CHALLENGE:
The records below hold pictures; please leave those out and retype the rest exactly.

"""

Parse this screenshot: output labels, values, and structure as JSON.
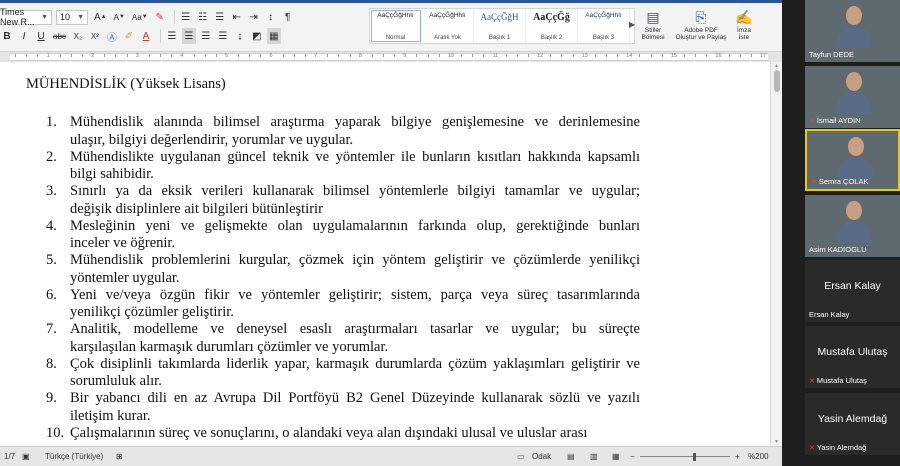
{
  "ribbon": {
    "font_name": "Times New R...",
    "font_size": "10",
    "grow_font": "A",
    "shrink_font": "A",
    "format_painter": "Aa",
    "bold": "B",
    "italic": "I",
    "underline": "U",
    "strike": "abc",
    "subscript": "X₂",
    "superscript": "X²",
    "font_color_letter": "A",
    "pilcrow": "¶",
    "styles": [
      {
        "sample": "AaÇçĞğHhIı",
        "name": "Normal",
        "active": true
      },
      {
        "sample": "AaÇçĞğHhIı",
        "name": "Aralık Yok"
      },
      {
        "sample": "AaÇçĞğH",
        "name": "Başlık 1"
      },
      {
        "sample": "AaÇçĞğ",
        "name": "Başlık 2"
      },
      {
        "sample": "AaÇçĞğHhIı",
        "name": "Başlık 3"
      }
    ],
    "styles_pane": "Stiller\nBölmesi",
    "adobe_pdf": "Adobe PDF\nOluştur ve Paylaş",
    "sign": "İmza\nİste"
  },
  "ruler": {
    "numbers": [
      "1",
      "2",
      "3",
      "4",
      "5",
      "6",
      "7",
      "8",
      "9",
      "10",
      "11",
      "12",
      "13",
      "14",
      "15",
      "16",
      "17"
    ]
  },
  "document": {
    "heading": "MÜHENDİSLİK  (Yüksek Lisans)",
    "items": [
      {
        "num": "1.",
        "lines": [
          "Mühendislik alanında bilimsel araştırma yaparak bilgiye genişlemesine ve derinlemesine",
          "ulaşır, bilgiyi değerlendirir, yorumlar ve uygular."
        ]
      },
      {
        "num": "2.",
        "lines": [
          "Mühendislikte uygulanan güncel teknik ve yöntemler ile bunların kısıtları hakkında kapsamlı",
          "bilgi sahibidir."
        ]
      },
      {
        "num": "3.",
        "lines": [
          "Sınırlı ya da eksik verileri kullanarak bilimsel yöntemlerle bilgiyi tamamlar ve uygular;",
          "değişik disiplinlere ait bilgileri bütünleştirir"
        ]
      },
      {
        "num": "4.",
        "lines": [
          "Mesleğinin yeni ve gelişmekte olan uygulamalarının farkında olup, gerektiğinde bunları",
          "inceler ve öğrenir."
        ]
      },
      {
        "num": "5.",
        "lines": [
          "Mühendislik problemlerini kurgular, çözmek için yöntem geliştirir ve çözümlerde yenilikçi",
          "yöntemler uygular."
        ]
      },
      {
        "num": "6.",
        "lines": [
          "Yeni ve/veya özgün fikir ve yöntemler geliştirir; sistem, parça veya süreç tasarımlarında",
          "yenilikçi çözümler geliştirir."
        ]
      },
      {
        "num": "7.",
        "lines": [
          "Analitik, modelleme ve deneysel esaslı araştırmaları tasarlar ve uygular; bu süreçte",
          "karşılaşılan karmaşık durumları çözümler ve yorumlar."
        ]
      },
      {
        "num": "8.",
        "lines": [
          "Çok disiplinli takımlarda liderlik yapar, karmaşık durumlarda çözüm yaklaşımları geliştirir ve",
          "sorumluluk alır."
        ]
      },
      {
        "num": "9.",
        "lines": [
          "Bir yabancı dili en az Avrupa Dil Portföyü B2 Genel Düzeyinde kullanarak sözlü ve yazılı",
          "iletişim kurar."
        ]
      },
      {
        "num": "10.",
        "lines": [
          "Çalışmalarının süreç ve sonuçlarını, o alandaki veya alan dışındaki ulusal ve uluslar arası"
        ]
      }
    ]
  },
  "status": {
    "page": "1/7",
    "language": "Türkçe (Türkiye)",
    "focus": "Odak",
    "zoom": "%200",
    "zoom_level": 0.6
  },
  "participants": [
    {
      "name": "Tayfun DEDE",
      "video": true,
      "muted": false
    },
    {
      "name": "İsmail AYDIN",
      "video": true,
      "muted": true
    },
    {
      "name": "Semra  ÇOLAK",
      "video": true,
      "muted": true,
      "active": true
    },
    {
      "name": "Asim KADIOGLU",
      "video": true,
      "muted": false
    },
    {
      "name": "Ersan Kalay",
      "video": false,
      "muted": false,
      "display": "Ersan Kalay"
    },
    {
      "name": "Mustafa Ulutaş",
      "video": false,
      "muted": true,
      "display": "Mustafa Ulutaş"
    },
    {
      "name": "Yasin Alemdağ",
      "video": false,
      "muted": true,
      "display": "Yasin Alemdağ"
    }
  ]
}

"""

SOLUTION BELOW:
Parse this screenshot: output labels, values, and structure as JSON.
{
  "ribbon": {
    "font_name": "Times New R...",
    "font_size": "10",
    "grow_font": "A",
    "shrink_font": "A",
    "format_painter": "Aa",
    "bold": "B",
    "italic": "I",
    "underline": "U",
    "strike": "abc",
    "subscript": "X₂",
    "superscript": "X²",
    "font_color_letter": "A",
    "pilcrow": "¶",
    "styles": [
      {
        "sample": "AaÇçĞğHhIı",
        "name": "Normal",
        "active": true
      },
      {
        "sample": "AaÇçĞğHhIı",
        "name": "Aralık Yok"
      },
      {
        "sample": "AaÇçĞğH",
        "name": "Başlık 1"
      },
      {
        "sample": "AaÇçĞğ",
        "name": "Başlık 2"
      },
      {
        "sample": "AaÇçĞğHhIı",
        "name": "Başlık 3"
      }
    ],
    "styles_pane": "Stiller\nBölmesi",
    "adobe_pdf": "Adobe PDF\nOluştur ve Paylaş",
    "sign": "İmza\nİste"
  },
  "ruler": {
    "numbers": [
      "1",
      "2",
      "3",
      "4",
      "5",
      "6",
      "7",
      "8",
      "9",
      "10",
      "11",
      "12",
      "13",
      "14",
      "15",
      "16",
      "17"
    ]
  },
  "document": {
    "heading": "MÜHENDİSLİK  (Yüksek Lisans)",
    "items": [
      {
        "num": "1.",
        "lines": [
          "Mühendislik alanında bilimsel araştırma yaparak bilgiye genişlemesine ve derinlemesine",
          "ulaşır, bilgiyi değerlendirir, yorumlar ve uygular."
        ]
      },
      {
        "num": "2.",
        "lines": [
          "Mühendislikte uygulanan güncel teknik ve yöntemler ile bunların kısıtları hakkında kapsamlı",
          "bilgi sahibidir."
        ]
      },
      {
        "num": "3.",
        "lines": [
          "Sınırlı ya da eksik verileri kullanarak bilimsel yöntemlerle bilgiyi tamamlar ve uygular;",
          "değişik disiplinlere ait bilgileri bütünleştirir"
        ]
      },
      {
        "num": "4.",
        "lines": [
          "Mesleğinin yeni ve gelişmekte olan uygulamalarının farkında olup, gerektiğinde bunları",
          "inceler ve öğrenir."
        ]
      },
      {
        "num": "5.",
        "lines": [
          "Mühendislik problemlerini kurgular, çözmek için yöntem geliştirir ve çözümlerde yenilikçi",
          "yöntemler uygular."
        ]
      },
      {
        "num": "6.",
        "lines": [
          "Yeni ve/veya özgün fikir ve yöntemler geliştirir; sistem, parça veya süreç tasarımlarında",
          "yenilikçi çözümler geliştirir."
        ]
      },
      {
        "num": "7.",
        "lines": [
          "Analitik, modelleme ve deneysel esaslı araştırmaları tasarlar ve uygular; bu süreçte",
          "karşılaşılan karmaşık durumları çözümler ve yorumlar."
        ]
      },
      {
        "num": "8.",
        "lines": [
          "Çok disiplinli takımlarda liderlik yapar, karmaşık durumlarda çözüm yaklaşımları geliştirir ve",
          "sorumluluk alır."
        ]
      },
      {
        "num": "9.",
        "lines": [
          "Bir yabancı dili en az Avrupa Dil Portföyü B2 Genel Düzeyinde kullanarak sözlü ve yazılı",
          "iletişim kurar."
        ]
      },
      {
        "num": "10.",
        "lines": [
          "Çalışmalarının süreç ve sonuçlarını, o alandaki veya alan dışındaki ulusal ve uluslar arası"
        ]
      }
    ]
  },
  "status": {
    "page": "1/7",
    "language": "Türkçe (Türkiye)",
    "focus": "Odak",
    "zoom": "%200",
    "zoom_level": 0.6
  },
  "participants": [
    {
      "name": "Tayfun DEDE",
      "video": true,
      "muted": false
    },
    {
      "name": "İsmail AYDIN",
      "video": true,
      "muted": true
    },
    {
      "name": "Semra  ÇOLAK",
      "video": true,
      "muted": true,
      "active": true
    },
    {
      "name": "Asim KADIOGLU",
      "video": true,
      "muted": false
    },
    {
      "name": "Ersan Kalay",
      "video": false,
      "muted": false,
      "display": "Ersan Kalay"
    },
    {
      "name": "Mustafa Ulutaş",
      "video": false,
      "muted": true,
      "display": "Mustafa Ulutaş"
    },
    {
      "name": "Yasin Alemdağ",
      "video": false,
      "muted": true,
      "display": "Yasin Alemdağ"
    }
  ]
}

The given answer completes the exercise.